[Begin DATA SHOWN]
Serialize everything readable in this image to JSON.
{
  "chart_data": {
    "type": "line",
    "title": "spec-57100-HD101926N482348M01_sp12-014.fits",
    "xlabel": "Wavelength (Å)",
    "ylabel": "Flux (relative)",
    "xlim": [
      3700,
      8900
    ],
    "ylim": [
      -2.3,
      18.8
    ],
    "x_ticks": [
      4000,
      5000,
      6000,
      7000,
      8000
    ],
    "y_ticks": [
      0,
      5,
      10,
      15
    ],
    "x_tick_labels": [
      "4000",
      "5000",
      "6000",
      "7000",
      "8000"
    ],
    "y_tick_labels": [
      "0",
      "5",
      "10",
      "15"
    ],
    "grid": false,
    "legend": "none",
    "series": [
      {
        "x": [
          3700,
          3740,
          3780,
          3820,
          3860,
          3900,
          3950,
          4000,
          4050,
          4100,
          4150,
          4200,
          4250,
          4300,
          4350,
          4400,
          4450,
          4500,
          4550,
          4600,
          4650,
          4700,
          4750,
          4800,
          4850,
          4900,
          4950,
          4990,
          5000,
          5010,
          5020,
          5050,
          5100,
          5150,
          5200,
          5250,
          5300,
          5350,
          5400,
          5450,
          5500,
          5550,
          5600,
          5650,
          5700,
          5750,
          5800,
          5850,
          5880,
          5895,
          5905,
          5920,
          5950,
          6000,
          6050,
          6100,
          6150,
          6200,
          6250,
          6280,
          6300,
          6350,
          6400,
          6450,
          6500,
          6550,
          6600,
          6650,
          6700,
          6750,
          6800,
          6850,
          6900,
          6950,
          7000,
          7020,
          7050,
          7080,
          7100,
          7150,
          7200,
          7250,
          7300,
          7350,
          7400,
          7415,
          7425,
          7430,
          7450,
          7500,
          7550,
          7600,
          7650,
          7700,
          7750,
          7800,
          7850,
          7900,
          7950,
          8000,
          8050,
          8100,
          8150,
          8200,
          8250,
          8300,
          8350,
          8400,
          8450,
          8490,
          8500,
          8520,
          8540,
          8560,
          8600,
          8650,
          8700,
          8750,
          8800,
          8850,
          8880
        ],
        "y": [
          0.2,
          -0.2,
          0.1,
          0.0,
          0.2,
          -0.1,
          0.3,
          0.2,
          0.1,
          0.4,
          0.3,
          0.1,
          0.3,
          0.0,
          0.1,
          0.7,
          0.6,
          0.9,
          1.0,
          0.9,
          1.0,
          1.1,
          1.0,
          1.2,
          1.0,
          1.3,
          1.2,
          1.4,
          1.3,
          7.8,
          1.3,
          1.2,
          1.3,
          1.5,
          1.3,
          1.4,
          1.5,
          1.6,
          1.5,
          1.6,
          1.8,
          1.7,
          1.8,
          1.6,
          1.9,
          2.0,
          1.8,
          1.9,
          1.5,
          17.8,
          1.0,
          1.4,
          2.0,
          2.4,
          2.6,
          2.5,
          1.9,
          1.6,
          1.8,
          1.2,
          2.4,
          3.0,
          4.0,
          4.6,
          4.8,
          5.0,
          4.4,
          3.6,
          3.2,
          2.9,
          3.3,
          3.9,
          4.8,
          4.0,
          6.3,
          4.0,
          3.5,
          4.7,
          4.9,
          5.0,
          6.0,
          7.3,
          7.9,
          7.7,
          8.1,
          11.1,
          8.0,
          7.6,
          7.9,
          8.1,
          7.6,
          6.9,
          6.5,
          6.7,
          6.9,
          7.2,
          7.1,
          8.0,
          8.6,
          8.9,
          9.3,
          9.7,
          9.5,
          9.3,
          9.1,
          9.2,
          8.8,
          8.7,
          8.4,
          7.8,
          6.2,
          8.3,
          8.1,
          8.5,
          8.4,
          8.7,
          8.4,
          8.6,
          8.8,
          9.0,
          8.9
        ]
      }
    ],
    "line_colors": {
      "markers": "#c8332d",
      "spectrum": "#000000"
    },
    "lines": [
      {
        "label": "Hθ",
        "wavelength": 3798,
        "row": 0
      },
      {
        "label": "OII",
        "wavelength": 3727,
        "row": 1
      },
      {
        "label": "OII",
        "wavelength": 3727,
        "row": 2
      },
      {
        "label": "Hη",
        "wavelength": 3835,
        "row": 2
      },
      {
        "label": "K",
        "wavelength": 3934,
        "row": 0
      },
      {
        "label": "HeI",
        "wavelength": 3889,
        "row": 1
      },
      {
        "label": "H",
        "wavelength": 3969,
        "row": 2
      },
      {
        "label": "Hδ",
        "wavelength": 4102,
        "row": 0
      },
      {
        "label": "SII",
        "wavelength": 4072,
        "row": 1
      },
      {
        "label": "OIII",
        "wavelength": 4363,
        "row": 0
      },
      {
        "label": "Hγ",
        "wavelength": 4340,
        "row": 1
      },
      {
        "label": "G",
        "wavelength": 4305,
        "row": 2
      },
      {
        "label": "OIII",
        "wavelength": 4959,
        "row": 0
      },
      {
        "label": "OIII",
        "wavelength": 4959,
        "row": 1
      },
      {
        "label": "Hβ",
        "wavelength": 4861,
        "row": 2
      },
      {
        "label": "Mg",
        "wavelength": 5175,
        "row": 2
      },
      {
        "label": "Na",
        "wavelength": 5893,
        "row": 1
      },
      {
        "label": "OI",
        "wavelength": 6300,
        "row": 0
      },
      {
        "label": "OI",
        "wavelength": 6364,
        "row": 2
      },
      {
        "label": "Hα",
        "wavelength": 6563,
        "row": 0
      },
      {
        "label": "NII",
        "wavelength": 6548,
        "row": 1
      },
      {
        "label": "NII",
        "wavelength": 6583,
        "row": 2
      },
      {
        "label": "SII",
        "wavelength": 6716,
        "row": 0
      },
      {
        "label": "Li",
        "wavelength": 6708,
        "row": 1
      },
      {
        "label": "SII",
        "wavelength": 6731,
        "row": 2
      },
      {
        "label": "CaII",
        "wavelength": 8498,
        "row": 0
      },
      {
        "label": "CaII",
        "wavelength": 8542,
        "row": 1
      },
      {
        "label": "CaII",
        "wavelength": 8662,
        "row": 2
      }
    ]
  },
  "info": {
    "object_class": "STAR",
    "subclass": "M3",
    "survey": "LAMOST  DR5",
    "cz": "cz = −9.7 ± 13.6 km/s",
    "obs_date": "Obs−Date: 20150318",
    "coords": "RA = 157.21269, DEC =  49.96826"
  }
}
[End DATA SHOWN]
• SET TASK: Output an exact copy of each record.

• SOLUTION TO THIS TASK:
Serialize everything readable in this image to JSON.
{
  "chart_data": {
    "type": "line",
    "title": "spec-57100-HD101926N482348M01_sp12-014.fits",
    "xlabel": "Wavelength (Å)",
    "ylabel": "Flux (relative)",
    "xlim": [
      3700,
      8900
    ],
    "ylim": [
      -2.3,
      18.8
    ],
    "x_ticks": [
      4000,
      5000,
      6000,
      7000,
      8000
    ],
    "y_ticks": [
      0,
      5,
      10,
      15
    ],
    "x_tick_labels": [
      "4000",
      "5000",
      "6000",
      "7000",
      "8000"
    ],
    "y_tick_labels": [
      "0",
      "5",
      "10",
      "15"
    ],
    "grid": false,
    "legend": "none",
    "series": [
      {
        "x": [
          3700,
          3740,
          3780,
          3820,
          3860,
          3900,
          3950,
          4000,
          4050,
          4100,
          4150,
          4200,
          4250,
          4300,
          4350,
          4400,
          4450,
          4500,
          4550,
          4600,
          4650,
          4700,
          4750,
          4800,
          4850,
          4900,
          4950,
          4990,
          5000,
          5010,
          5020,
          5050,
          5100,
          5150,
          5200,
          5250,
          5300,
          5350,
          5400,
          5450,
          5500,
          5550,
          5600,
          5650,
          5700,
          5750,
          5800,
          5850,
          5880,
          5895,
          5905,
          5920,
          5950,
          6000,
          6050,
          6100,
          6150,
          6200,
          6250,
          6280,
          6300,
          6350,
          6400,
          6450,
          6500,
          6550,
          6600,
          6650,
          6700,
          6750,
          6800,
          6850,
          6900,
          6950,
          7000,
          7020,
          7050,
          7080,
          7100,
          7150,
          7200,
          7250,
          7300,
          7350,
          7400,
          7415,
          7425,
          7430,
          7450,
          7500,
          7550,
          7600,
          7650,
          7700,
          7750,
          7800,
          7850,
          7900,
          7950,
          8000,
          8050,
          8100,
          8150,
          8200,
          8250,
          8300,
          8350,
          8400,
          8450,
          8490,
          8500,
          8520,
          8540,
          8560,
          8600,
          8650,
          8700,
          8750,
          8800,
          8850,
          8880
        ],
        "y": [
          0.2,
          -0.2,
          0.1,
          0.0,
          0.2,
          -0.1,
          0.3,
          0.2,
          0.1,
          0.4,
          0.3,
          0.1,
          0.3,
          0.0,
          0.1,
          0.7,
          0.6,
          0.9,
          1.0,
          0.9,
          1.0,
          1.1,
          1.0,
          1.2,
          1.0,
          1.3,
          1.2,
          1.4,
          1.3,
          7.8,
          1.3,
          1.2,
          1.3,
          1.5,
          1.3,
          1.4,
          1.5,
          1.6,
          1.5,
          1.6,
          1.8,
          1.7,
          1.8,
          1.6,
          1.9,
          2.0,
          1.8,
          1.9,
          1.5,
          17.8,
          1.0,
          1.4,
          2.0,
          2.4,
          2.6,
          2.5,
          1.9,
          1.6,
          1.8,
          1.2,
          2.4,
          3.0,
          4.0,
          4.6,
          4.8,
          5.0,
          4.4,
          3.6,
          3.2,
          2.9,
          3.3,
          3.9,
          4.8,
          4.0,
          6.3,
          4.0,
          3.5,
          4.7,
          4.9,
          5.0,
          6.0,
          7.3,
          7.9,
          7.7,
          8.1,
          11.1,
          8.0,
          7.6,
          7.9,
          8.1,
          7.6,
          6.9,
          6.5,
          6.7,
          6.9,
          7.2,
          7.1,
          8.0,
          8.6,
          8.9,
          9.3,
          9.7,
          9.5,
          9.3,
          9.1,
          9.2,
          8.8,
          8.7,
          8.4,
          7.8,
          6.2,
          8.3,
          8.1,
          8.5,
          8.4,
          8.7,
          8.4,
          8.6,
          8.8,
          9.0,
          8.9
        ]
      }
    ],
    "line_colors": {
      "markers": "#c8332d",
      "spectrum": "#000000"
    },
    "lines": [
      {
        "label": "Hθ",
        "wavelength": 3798,
        "row": 0
      },
      {
        "label": "OII",
        "wavelength": 3727,
        "row": 1
      },
      {
        "label": "OII",
        "wavelength": 3727,
        "row": 2
      },
      {
        "label": "Hη",
        "wavelength": 3835,
        "row": 2
      },
      {
        "label": "K",
        "wavelength": 3934,
        "row": 0
      },
      {
        "label": "HeI",
        "wavelength": 3889,
        "row": 1
      },
      {
        "label": "H",
        "wavelength": 3969,
        "row": 2
      },
      {
        "label": "Hδ",
        "wavelength": 4102,
        "row": 0
      },
      {
        "label": "SII",
        "wavelength": 4072,
        "row": 1
      },
      {
        "label": "OIII",
        "wavelength": 4363,
        "row": 0
      },
      {
        "label": "Hγ",
        "wavelength": 4340,
        "row": 1
      },
      {
        "label": "G",
        "wavelength": 4305,
        "row": 2
      },
      {
        "label": "OIII",
        "wavelength": 4959,
        "row": 0
      },
      {
        "label": "OIII",
        "wavelength": 4959,
        "row": 1
      },
      {
        "label": "Hβ",
        "wavelength": 4861,
        "row": 2
      },
      {
        "label": "Mg",
        "wavelength": 5175,
        "row": 2
      },
      {
        "label": "Na",
        "wavelength": 5893,
        "row": 1
      },
      {
        "label": "OI",
        "wavelength": 6300,
        "row": 0
      },
      {
        "label": "OI",
        "wavelength": 6364,
        "row": 2
      },
      {
        "label": "Hα",
        "wavelength": 6563,
        "row": 0
      },
      {
        "label": "NII",
        "wavelength": 6548,
        "row": 1
      },
      {
        "label": "NII",
        "wavelength": 6583,
        "row": 2
      },
      {
        "label": "SII",
        "wavelength": 6716,
        "row": 0
      },
      {
        "label": "Li",
        "wavelength": 6708,
        "row": 1
      },
      {
        "label": "SII",
        "wavelength": 6731,
        "row": 2
      },
      {
        "label": "CaII",
        "wavelength": 8498,
        "row": 0
      },
      {
        "label": "CaII",
        "wavelength": 8542,
        "row": 1
      },
      {
        "label": "CaII",
        "wavelength": 8662,
        "row": 2
      }
    ]
  },
  "info": {
    "object_class": "STAR",
    "subclass": "M3",
    "survey": "LAMOST  DR5",
    "cz": "cz = −9.7 ± 13.6 km/s",
    "obs_date": "Obs−Date: 20150318",
    "coords": "RA = 157.21269, DEC =  49.96826"
  }
}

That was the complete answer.